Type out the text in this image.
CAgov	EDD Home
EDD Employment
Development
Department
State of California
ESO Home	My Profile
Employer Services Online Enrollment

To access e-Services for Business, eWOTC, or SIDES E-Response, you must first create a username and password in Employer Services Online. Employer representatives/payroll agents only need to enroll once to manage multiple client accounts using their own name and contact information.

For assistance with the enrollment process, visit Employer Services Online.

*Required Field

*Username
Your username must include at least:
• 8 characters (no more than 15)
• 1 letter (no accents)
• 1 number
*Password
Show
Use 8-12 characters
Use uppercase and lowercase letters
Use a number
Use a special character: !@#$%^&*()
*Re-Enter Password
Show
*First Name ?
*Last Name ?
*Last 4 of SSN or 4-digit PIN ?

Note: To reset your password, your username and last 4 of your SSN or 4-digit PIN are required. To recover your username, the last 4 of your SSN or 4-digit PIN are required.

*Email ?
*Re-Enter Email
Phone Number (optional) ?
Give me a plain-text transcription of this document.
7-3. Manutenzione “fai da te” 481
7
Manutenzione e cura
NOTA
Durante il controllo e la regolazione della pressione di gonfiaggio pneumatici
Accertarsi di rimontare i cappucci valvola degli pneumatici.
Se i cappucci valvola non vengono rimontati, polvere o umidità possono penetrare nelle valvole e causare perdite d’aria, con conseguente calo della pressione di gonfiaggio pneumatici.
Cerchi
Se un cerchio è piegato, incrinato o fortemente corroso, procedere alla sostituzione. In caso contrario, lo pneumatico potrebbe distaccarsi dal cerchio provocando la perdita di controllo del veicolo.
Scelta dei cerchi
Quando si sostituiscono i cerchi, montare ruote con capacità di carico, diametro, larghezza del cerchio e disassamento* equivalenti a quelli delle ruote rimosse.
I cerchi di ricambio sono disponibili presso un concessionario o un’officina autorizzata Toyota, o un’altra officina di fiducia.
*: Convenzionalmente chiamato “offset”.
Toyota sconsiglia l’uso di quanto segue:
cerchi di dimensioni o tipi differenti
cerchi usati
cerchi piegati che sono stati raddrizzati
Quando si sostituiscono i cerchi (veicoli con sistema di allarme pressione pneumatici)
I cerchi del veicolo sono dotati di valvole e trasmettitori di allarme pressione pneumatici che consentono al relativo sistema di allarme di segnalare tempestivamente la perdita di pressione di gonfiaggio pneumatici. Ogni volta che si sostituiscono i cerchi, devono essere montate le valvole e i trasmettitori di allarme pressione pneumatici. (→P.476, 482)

== Set problem ==
Say how many lines in this listing hold the string "sistema", giving the count and nothing more.

== Solution for this problem ==
2